> **Task description**
Collect each line containing "this".

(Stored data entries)
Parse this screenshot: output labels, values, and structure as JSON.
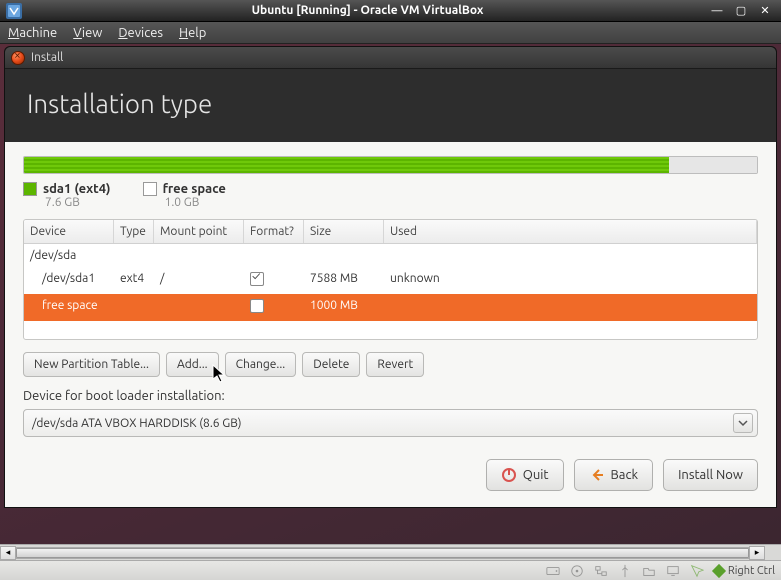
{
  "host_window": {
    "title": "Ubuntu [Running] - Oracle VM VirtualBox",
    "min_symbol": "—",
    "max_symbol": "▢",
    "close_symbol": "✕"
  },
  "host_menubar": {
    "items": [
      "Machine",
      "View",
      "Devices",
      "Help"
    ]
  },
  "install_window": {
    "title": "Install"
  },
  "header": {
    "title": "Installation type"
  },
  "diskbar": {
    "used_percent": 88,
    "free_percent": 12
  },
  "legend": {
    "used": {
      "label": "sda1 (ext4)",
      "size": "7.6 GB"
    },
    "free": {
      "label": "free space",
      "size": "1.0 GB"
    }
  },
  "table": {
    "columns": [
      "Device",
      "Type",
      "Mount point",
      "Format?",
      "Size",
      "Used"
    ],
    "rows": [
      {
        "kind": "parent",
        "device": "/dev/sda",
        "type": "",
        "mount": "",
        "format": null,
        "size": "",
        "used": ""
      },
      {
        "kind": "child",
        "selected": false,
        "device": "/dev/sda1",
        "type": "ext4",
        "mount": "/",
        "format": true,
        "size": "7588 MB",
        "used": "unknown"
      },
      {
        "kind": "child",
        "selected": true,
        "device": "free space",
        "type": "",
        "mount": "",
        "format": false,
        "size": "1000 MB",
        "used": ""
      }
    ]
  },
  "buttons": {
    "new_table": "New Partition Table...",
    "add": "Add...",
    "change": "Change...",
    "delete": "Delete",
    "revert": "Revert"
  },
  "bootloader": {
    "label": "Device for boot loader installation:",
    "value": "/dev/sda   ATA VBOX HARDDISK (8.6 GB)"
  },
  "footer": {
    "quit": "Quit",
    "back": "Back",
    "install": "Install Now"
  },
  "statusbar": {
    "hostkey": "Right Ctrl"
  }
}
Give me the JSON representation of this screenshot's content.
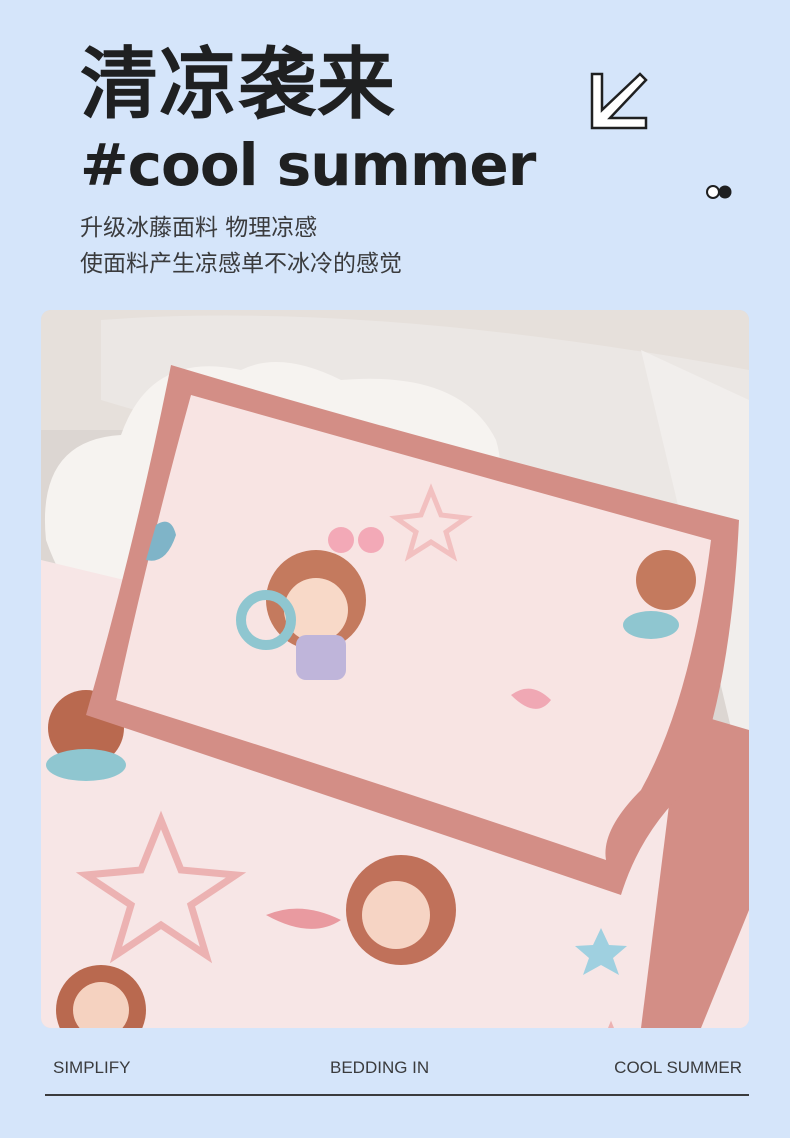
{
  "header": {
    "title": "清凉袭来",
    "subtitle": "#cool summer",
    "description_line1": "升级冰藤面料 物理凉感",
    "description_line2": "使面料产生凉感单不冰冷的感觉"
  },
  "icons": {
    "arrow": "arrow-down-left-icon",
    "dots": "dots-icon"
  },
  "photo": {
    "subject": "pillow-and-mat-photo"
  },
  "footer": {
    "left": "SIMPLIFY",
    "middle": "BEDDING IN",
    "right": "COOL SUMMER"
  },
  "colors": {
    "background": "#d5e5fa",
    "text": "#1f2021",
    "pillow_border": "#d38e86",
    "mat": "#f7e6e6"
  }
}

--

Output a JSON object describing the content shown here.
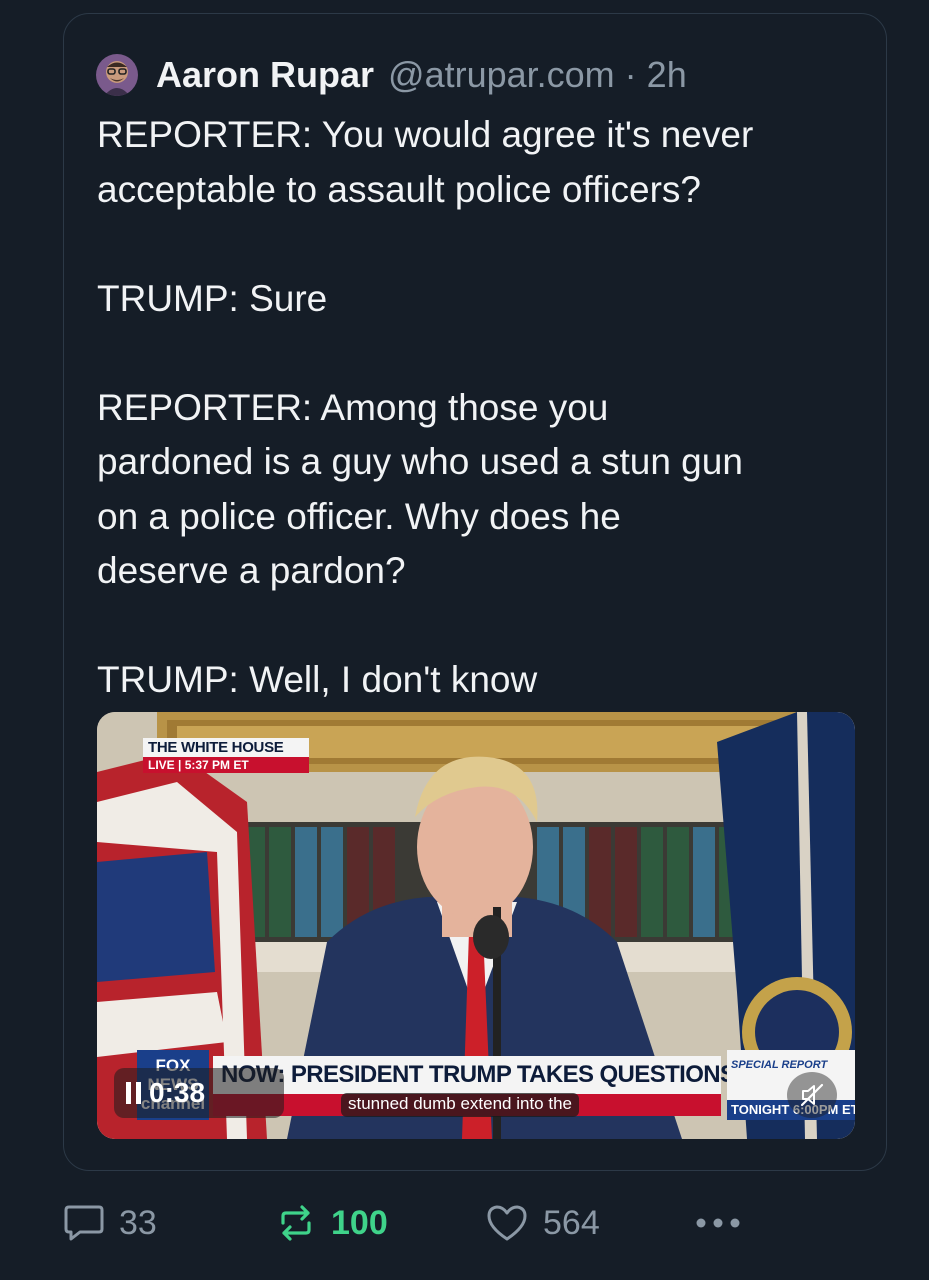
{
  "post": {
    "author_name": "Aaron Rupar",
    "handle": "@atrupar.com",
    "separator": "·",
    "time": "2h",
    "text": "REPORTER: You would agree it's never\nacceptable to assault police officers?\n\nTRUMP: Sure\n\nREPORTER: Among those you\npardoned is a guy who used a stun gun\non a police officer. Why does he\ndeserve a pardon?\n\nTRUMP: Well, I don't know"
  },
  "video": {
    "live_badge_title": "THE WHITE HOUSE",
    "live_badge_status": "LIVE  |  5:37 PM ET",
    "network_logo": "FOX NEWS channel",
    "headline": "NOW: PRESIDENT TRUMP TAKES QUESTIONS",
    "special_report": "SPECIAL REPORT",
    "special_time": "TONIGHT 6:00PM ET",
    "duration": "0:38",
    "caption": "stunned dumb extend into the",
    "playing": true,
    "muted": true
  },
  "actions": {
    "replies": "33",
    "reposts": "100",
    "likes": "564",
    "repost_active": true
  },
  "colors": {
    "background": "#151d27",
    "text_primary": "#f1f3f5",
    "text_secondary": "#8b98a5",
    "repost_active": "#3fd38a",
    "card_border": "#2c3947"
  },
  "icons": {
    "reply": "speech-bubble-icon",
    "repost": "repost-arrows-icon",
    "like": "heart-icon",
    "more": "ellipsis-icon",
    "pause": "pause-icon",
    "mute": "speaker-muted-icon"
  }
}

==

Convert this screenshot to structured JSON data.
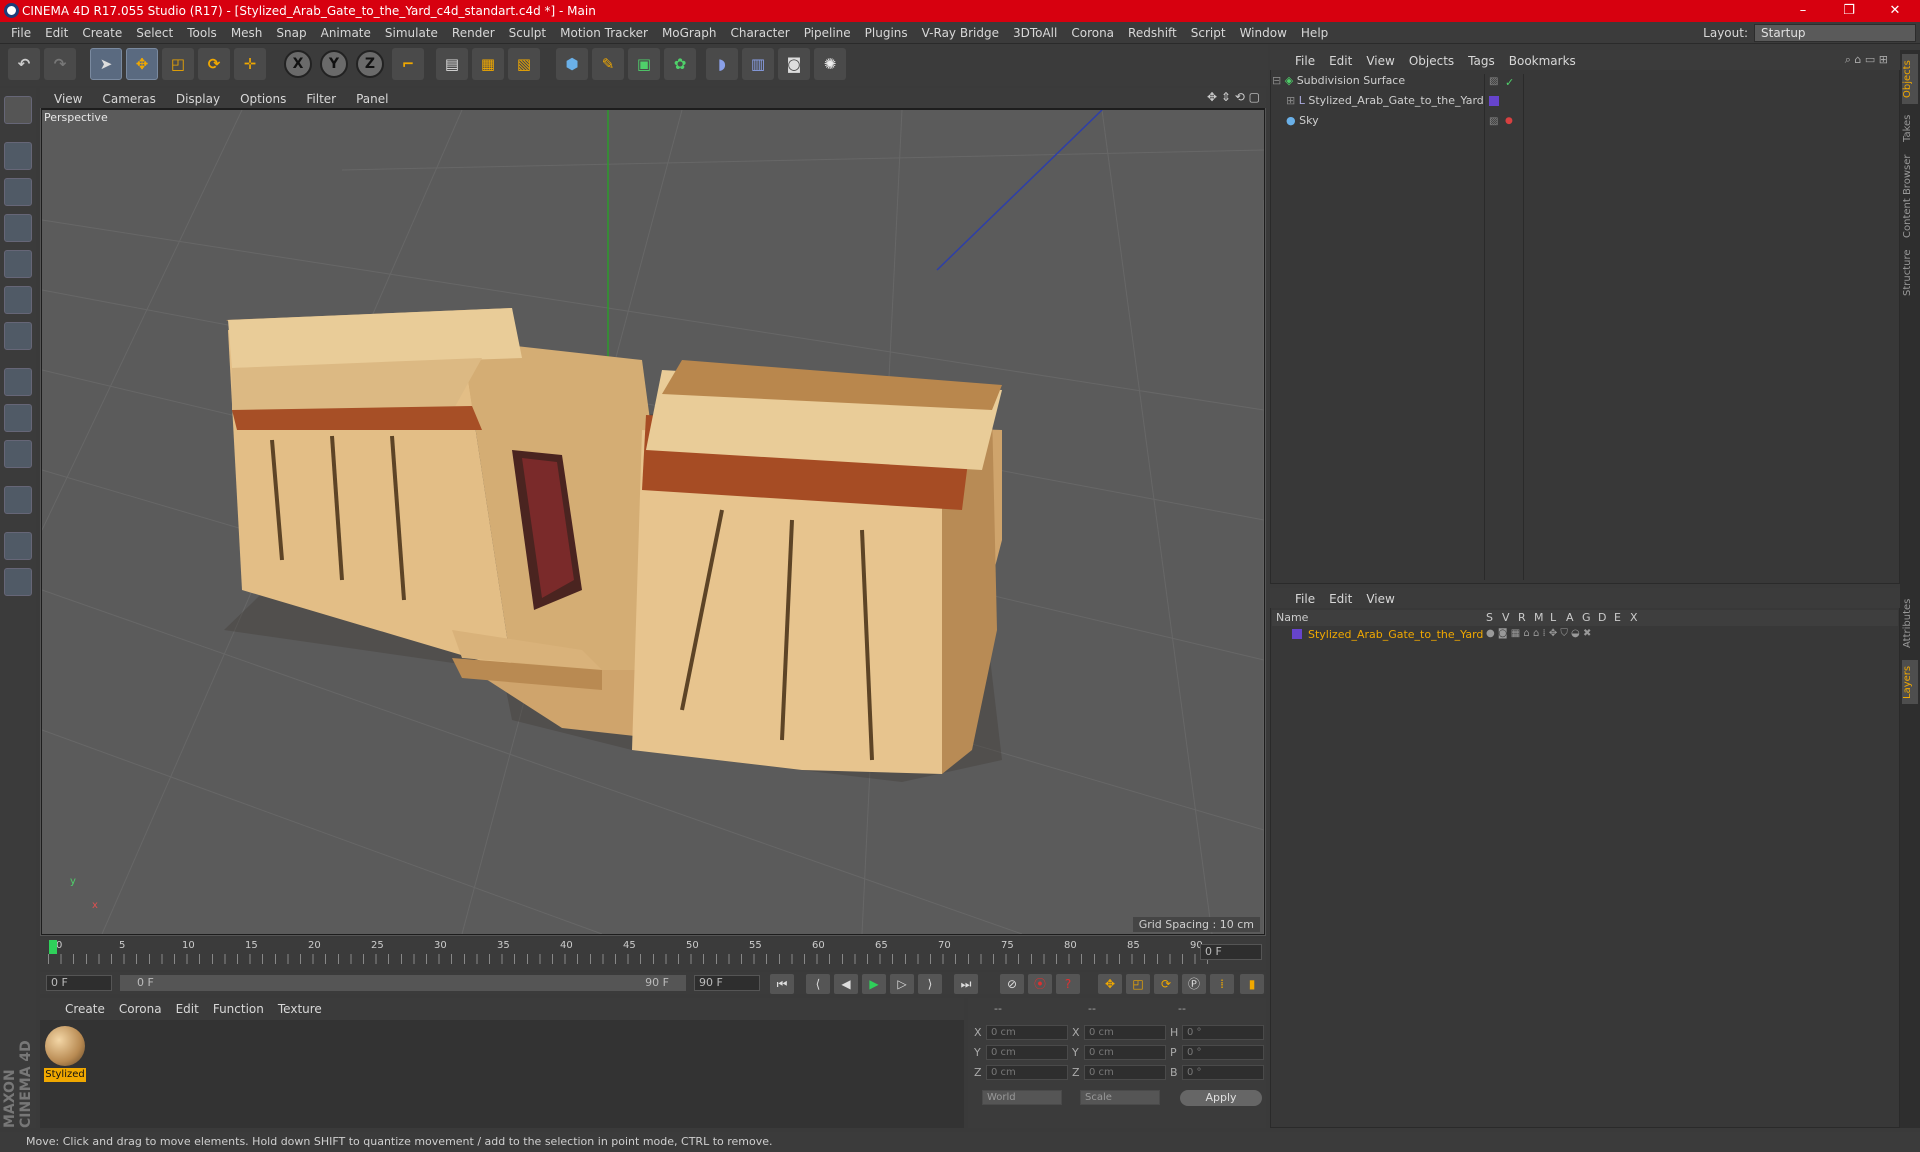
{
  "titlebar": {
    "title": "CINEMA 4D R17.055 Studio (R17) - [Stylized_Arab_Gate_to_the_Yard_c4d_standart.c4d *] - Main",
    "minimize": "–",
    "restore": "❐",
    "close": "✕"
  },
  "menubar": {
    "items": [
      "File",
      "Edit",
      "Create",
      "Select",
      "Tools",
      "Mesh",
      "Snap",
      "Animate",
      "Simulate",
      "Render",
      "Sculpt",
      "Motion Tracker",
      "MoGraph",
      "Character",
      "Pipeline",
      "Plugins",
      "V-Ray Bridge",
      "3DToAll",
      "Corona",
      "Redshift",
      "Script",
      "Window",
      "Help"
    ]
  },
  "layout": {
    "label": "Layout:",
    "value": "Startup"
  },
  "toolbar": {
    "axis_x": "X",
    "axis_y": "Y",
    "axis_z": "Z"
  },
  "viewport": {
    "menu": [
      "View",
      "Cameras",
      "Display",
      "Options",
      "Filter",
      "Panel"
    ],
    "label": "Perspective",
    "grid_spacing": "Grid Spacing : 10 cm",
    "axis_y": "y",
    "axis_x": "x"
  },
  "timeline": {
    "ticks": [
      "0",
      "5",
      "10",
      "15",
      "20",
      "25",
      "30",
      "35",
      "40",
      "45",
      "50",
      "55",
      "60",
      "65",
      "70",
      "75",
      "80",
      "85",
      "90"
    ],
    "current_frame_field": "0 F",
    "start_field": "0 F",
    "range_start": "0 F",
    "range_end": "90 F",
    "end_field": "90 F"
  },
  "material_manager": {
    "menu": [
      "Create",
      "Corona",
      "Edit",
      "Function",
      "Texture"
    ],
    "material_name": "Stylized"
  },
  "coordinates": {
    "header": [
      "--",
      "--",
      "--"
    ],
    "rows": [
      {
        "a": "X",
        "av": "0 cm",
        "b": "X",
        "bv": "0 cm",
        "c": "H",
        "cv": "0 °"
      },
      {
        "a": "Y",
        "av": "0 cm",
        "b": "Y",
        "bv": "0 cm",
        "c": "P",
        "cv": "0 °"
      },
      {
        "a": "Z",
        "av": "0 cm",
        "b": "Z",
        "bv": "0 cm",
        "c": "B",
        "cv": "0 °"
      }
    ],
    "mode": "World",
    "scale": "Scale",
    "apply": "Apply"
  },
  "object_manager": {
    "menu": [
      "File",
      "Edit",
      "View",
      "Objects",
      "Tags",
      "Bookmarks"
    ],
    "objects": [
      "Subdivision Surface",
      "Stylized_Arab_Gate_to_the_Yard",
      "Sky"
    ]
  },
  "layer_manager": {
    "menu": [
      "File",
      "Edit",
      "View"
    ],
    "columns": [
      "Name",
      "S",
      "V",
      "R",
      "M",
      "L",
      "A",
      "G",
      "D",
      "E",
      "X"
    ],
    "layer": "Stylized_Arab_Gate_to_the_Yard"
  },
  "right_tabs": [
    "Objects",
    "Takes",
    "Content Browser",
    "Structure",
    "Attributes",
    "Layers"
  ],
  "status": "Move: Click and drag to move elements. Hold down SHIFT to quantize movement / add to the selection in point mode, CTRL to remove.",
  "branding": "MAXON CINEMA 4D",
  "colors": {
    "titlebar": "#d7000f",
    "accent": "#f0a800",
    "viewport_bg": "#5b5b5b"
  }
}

> **Finished task**
Parse this screenshot: output labels, values, and structure as JSON.
Give me the JSON representation of this screenshot's content.
Convert this screenshot to structured JSON data.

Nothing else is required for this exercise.